--- START OF Given information ---

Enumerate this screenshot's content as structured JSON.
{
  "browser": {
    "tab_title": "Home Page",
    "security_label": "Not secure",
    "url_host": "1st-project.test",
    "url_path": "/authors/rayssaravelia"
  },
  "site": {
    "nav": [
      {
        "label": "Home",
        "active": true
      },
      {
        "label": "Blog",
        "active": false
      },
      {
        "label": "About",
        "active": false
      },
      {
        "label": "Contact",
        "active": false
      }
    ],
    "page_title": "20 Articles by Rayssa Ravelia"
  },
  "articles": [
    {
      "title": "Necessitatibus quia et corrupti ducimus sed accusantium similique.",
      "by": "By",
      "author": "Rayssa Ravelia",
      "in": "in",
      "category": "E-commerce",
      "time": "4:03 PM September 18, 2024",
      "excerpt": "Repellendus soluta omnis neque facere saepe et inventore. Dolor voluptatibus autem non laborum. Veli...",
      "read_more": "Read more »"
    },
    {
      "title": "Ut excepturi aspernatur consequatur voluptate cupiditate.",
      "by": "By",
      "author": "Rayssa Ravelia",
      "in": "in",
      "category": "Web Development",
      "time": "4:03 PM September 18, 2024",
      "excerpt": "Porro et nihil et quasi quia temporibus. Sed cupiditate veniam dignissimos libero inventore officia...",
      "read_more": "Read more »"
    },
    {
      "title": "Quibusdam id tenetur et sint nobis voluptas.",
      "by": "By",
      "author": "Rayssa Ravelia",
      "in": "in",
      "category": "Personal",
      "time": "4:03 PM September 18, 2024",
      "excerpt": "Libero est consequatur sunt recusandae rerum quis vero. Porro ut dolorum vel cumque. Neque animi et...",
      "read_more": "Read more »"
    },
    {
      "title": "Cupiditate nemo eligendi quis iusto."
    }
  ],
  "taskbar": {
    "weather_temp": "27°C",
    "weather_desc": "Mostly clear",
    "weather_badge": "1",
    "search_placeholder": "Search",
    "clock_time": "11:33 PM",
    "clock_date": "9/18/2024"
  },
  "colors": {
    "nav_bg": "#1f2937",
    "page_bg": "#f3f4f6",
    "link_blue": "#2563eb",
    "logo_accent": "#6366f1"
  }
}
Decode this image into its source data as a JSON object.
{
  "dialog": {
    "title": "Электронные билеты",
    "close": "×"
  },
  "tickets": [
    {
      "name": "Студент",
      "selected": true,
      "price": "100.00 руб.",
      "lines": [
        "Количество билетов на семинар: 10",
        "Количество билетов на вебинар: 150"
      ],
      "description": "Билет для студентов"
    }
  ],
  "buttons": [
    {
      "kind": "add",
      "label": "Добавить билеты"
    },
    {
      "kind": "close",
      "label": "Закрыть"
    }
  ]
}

--- END OF Given information ---

To do
Copy out all of the data exactly, leaving nothing out.

Expected output
Enumerate this screenshot's content as structured JSON.
{
  "browser": {
    "tab_title": "Home Page",
    "security_label": "Not secure",
    "url_host": "1st-project.test",
    "url_path": "/authors/rayssaravelia"
  },
  "site": {
    "nav": [
      {
        "label": "Home",
        "active": true
      },
      {
        "label": "Blog",
        "active": false
      },
      {
        "label": "About",
        "active": false
      },
      {
        "label": "Contact",
        "active": false
      }
    ],
    "page_title": "20 Articles by Rayssa Ravelia"
  },
  "articles": [
    {
      "title": "Necessitatibus quia et corrupti ducimus sed accusantium similique.",
      "by": "By",
      "author": "Rayssa Ravelia",
      "in": "in",
      "category": "E-commerce",
      "time": "4:03 PM September 18, 2024",
      "excerpt": "Repellendus soluta omnis neque facere saepe et inventore. Dolor voluptatibus autem non laborum. Veli...",
      "read_more": "Read more »"
    },
    {
      "title": "Ut excepturi aspernatur consequatur voluptate cupiditate.",
      "by": "By",
      "author": "Rayssa Ravelia",
      "in": "in",
      "category": "Web Development",
      "time": "4:03 PM September 18, 2024",
      "excerpt": "Porro et nihil et quasi quia temporibus. Sed cupiditate veniam dignissimos libero inventore officia...",
      "read_more": "Read more »"
    },
    {
      "title": "Quibusdam id tenetur et sint nobis voluptas.",
      "by": "By",
      "author": "Rayssa Ravelia",
      "in": "in",
      "category": "Personal",
      "time": "4:03 PM September 18, 2024",
      "excerpt": "Libero est consequatur sunt recusandae rerum quis vero. Porro ut dolorum vel cumque. Neque animi et...",
      "read_more": "Read more »"
    },
    {
      "title": "Cupiditate nemo eligendi quis iusto."
    }
  ],
  "taskbar": {
    "weather_temp": "27°C",
    "weather_desc": "Mostly clear",
    "weather_badge": "1",
    "search_placeholder": "Search",
    "clock_time": "11:33 PM",
    "clock_date": "9/18/2024"
  },
  "colors": {
    "nav_bg": "#1f2937",
    "page_bg": "#f3f4f6",
    "link_blue": "#2563eb",
    "logo_accent": "#6366f1"
  }
}
Decode this image into its source data as a JSON object.
{
  "dialog": {
    "title": "Электронные билеты",
    "close": "×"
  },
  "tickets": [
    {
      "name": "Студент",
      "selected": true,
      "price": "100.00 руб.",
      "lines": [
        "Количество билетов на семинар: 10",
        "Количество билетов на вебинар: 150"
      ],
      "description": "Билет для студентов"
    }
  ],
  "buttons": [
    {
      "kind": "add",
      "label": "Добавить билеты"
    },
    {
      "kind": "close",
      "label": "Закрыть"
    }
  ]
}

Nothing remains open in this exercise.